- Given task: Tally the lines in the records underneath that contain the string "this", and state the figure by itself.

Collection entries
— START —
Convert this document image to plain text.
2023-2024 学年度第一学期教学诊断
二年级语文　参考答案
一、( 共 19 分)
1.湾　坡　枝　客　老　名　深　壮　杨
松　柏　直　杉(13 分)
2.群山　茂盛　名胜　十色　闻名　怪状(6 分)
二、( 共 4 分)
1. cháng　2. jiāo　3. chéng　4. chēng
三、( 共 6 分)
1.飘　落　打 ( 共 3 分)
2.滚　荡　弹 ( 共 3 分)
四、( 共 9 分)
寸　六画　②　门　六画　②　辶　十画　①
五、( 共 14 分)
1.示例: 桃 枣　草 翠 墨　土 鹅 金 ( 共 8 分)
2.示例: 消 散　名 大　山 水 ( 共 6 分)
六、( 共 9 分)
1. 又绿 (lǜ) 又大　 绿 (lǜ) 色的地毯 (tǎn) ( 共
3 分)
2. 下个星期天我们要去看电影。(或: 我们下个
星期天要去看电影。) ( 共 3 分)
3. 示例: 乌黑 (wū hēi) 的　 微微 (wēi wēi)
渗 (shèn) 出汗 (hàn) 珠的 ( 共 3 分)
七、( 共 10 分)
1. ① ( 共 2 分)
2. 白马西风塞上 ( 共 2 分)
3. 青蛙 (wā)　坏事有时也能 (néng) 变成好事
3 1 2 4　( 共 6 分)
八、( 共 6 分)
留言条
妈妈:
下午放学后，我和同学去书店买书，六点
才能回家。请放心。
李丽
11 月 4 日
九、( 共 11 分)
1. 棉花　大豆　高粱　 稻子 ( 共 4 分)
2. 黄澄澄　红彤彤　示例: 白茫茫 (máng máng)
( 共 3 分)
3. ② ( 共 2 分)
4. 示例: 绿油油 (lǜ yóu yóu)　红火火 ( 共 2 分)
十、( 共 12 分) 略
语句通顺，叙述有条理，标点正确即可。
— END —
— START —
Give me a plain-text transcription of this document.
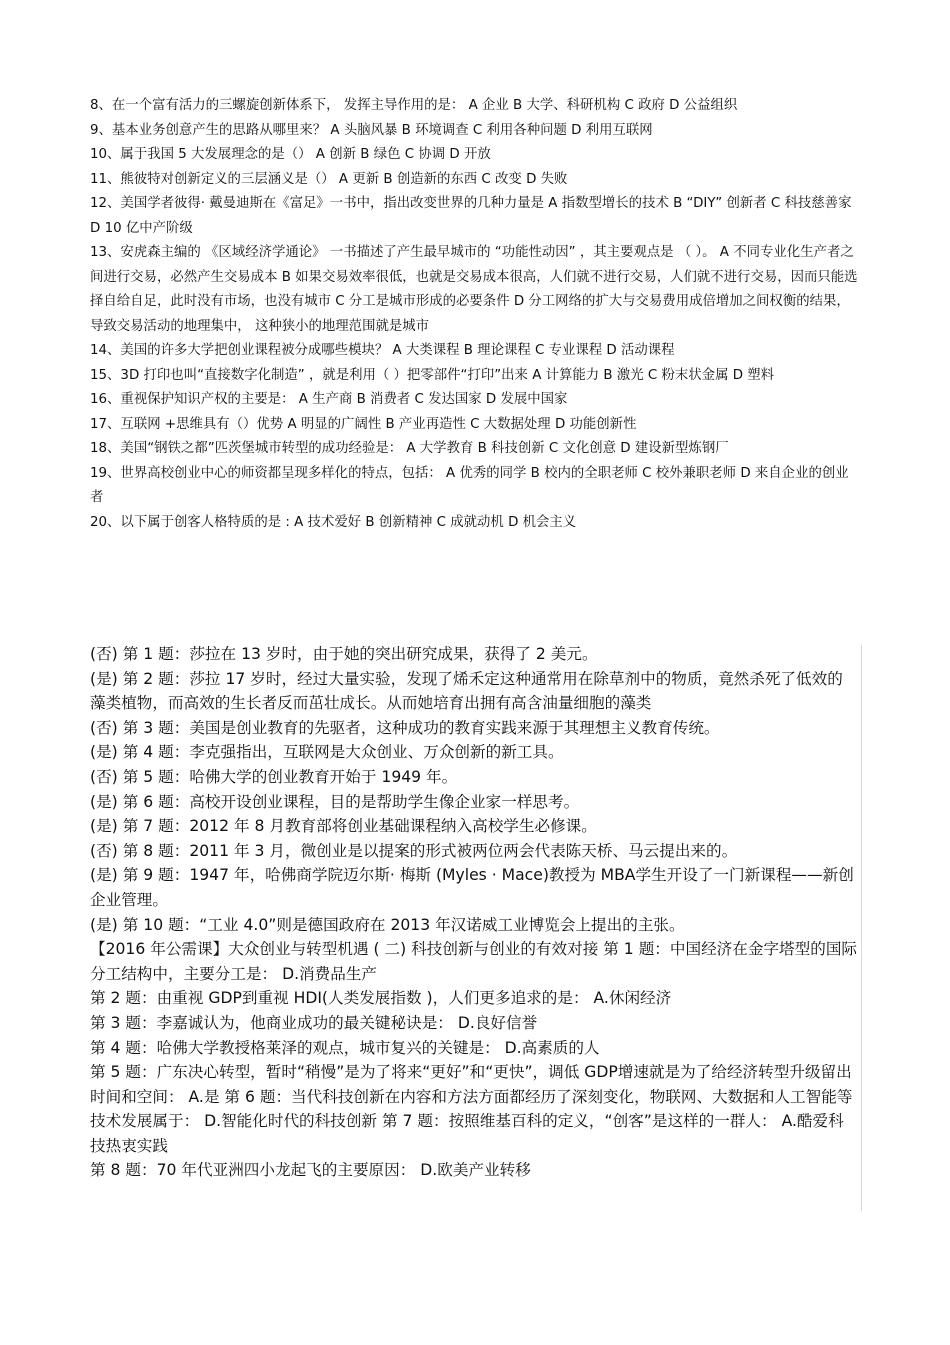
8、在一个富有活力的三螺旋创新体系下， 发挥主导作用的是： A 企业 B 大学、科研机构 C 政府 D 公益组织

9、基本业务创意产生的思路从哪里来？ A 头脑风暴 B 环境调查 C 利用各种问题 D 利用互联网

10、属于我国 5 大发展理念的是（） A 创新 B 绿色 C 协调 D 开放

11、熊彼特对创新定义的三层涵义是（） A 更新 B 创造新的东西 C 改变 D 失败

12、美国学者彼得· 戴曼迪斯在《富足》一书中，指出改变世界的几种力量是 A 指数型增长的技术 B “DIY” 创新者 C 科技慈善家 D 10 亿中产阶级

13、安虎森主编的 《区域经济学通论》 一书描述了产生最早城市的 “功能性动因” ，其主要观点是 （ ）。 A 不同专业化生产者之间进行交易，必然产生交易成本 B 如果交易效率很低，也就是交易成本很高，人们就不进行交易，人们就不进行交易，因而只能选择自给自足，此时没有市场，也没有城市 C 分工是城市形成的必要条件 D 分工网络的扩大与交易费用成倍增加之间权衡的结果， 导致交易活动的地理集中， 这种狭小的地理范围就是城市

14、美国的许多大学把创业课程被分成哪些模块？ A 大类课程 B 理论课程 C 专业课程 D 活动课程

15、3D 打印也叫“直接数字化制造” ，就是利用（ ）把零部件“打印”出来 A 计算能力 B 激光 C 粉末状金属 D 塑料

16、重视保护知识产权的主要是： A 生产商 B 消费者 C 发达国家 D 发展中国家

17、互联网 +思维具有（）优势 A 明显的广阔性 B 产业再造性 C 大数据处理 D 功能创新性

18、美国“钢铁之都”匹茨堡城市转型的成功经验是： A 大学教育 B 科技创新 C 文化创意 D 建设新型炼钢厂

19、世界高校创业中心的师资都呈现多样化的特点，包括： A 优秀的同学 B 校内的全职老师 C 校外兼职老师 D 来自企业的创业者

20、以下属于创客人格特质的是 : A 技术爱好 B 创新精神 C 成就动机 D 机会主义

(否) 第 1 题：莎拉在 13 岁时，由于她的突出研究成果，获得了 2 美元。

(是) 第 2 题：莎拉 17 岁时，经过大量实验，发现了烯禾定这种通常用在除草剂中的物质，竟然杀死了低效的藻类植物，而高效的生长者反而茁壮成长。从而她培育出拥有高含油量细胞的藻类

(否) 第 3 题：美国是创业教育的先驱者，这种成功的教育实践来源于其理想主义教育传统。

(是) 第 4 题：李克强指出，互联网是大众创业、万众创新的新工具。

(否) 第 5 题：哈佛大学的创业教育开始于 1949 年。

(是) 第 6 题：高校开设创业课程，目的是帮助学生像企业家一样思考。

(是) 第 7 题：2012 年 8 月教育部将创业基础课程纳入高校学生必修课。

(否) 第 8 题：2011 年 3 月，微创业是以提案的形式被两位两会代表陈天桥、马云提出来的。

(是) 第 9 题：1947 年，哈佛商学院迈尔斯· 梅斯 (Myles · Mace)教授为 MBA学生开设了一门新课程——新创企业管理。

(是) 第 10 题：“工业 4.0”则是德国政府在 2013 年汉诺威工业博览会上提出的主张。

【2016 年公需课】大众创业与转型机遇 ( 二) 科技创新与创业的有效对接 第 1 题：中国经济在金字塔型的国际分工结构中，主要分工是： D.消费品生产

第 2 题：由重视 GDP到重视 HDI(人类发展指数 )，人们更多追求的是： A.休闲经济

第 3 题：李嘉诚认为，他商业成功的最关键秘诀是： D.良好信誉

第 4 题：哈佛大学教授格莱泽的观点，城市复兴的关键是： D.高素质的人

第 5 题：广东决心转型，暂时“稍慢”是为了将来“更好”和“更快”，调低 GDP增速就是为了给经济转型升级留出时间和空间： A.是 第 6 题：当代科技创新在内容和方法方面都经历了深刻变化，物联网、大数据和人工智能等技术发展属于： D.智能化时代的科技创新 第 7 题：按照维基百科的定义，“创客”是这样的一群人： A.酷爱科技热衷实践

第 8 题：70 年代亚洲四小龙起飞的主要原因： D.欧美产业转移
— END —
— START —
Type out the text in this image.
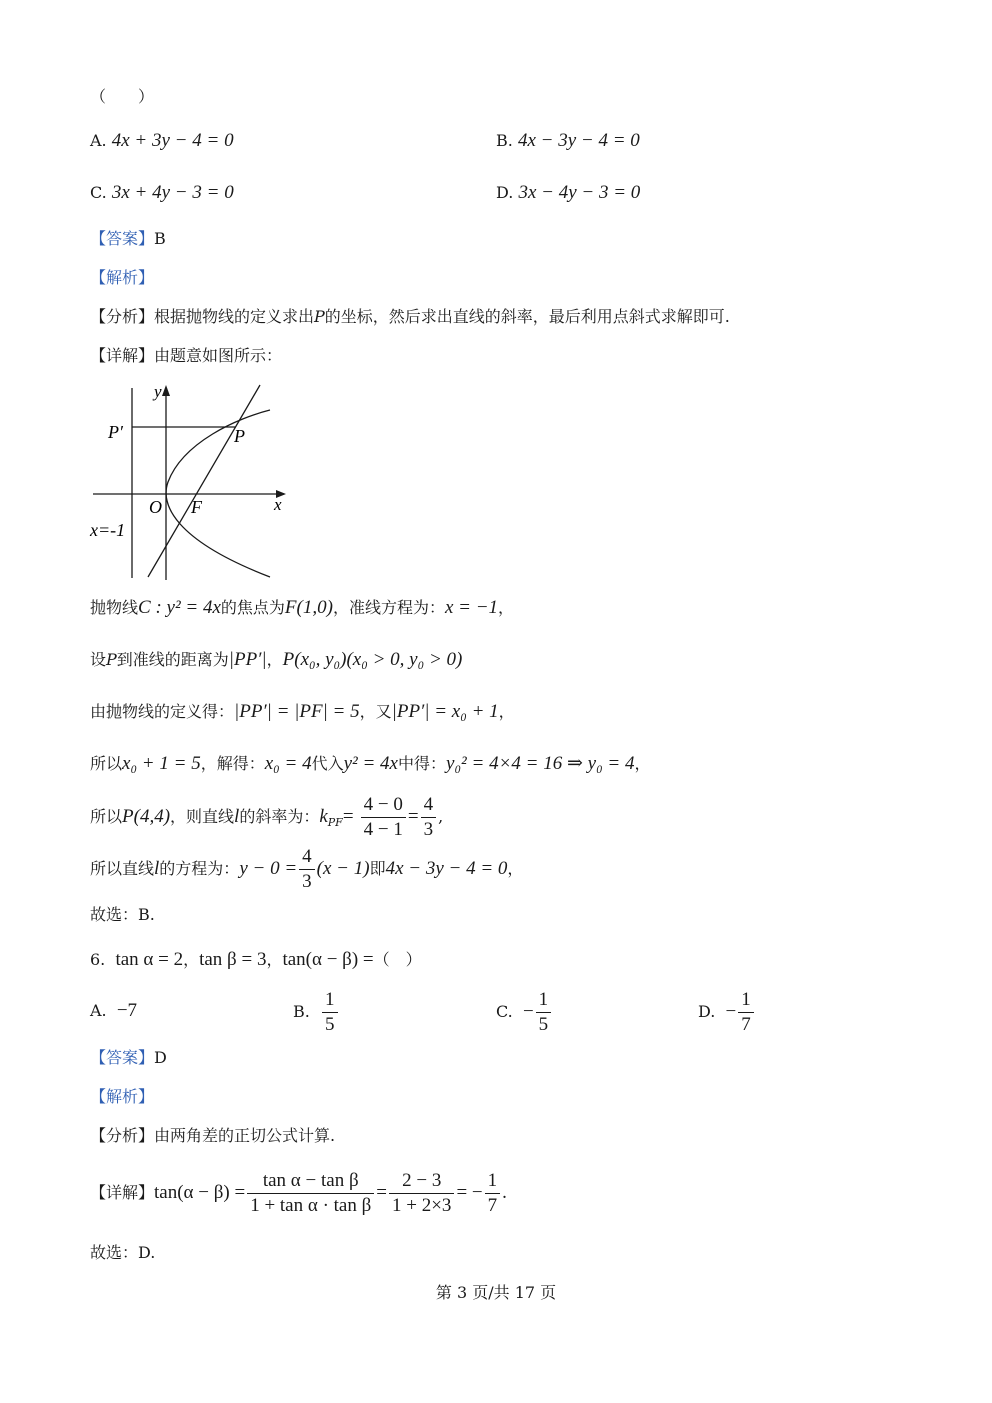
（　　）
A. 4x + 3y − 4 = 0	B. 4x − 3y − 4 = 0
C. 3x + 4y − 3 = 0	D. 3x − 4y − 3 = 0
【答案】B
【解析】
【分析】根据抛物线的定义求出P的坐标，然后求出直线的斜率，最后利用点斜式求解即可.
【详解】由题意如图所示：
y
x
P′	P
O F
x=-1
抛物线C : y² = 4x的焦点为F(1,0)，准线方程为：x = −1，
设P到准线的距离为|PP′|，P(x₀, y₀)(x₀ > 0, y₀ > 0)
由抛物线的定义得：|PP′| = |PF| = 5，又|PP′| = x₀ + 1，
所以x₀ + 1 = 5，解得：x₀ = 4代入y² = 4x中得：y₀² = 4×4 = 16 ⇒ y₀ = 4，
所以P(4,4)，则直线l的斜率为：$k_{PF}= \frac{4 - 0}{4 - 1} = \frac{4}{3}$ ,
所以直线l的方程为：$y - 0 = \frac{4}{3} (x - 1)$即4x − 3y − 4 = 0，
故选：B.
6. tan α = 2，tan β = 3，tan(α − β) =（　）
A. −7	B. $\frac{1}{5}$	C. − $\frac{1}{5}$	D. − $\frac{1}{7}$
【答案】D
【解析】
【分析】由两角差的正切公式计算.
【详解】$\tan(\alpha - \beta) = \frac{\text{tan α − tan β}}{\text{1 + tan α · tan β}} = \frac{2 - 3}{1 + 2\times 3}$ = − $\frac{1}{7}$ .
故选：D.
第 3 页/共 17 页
— END —
- Answer below: 3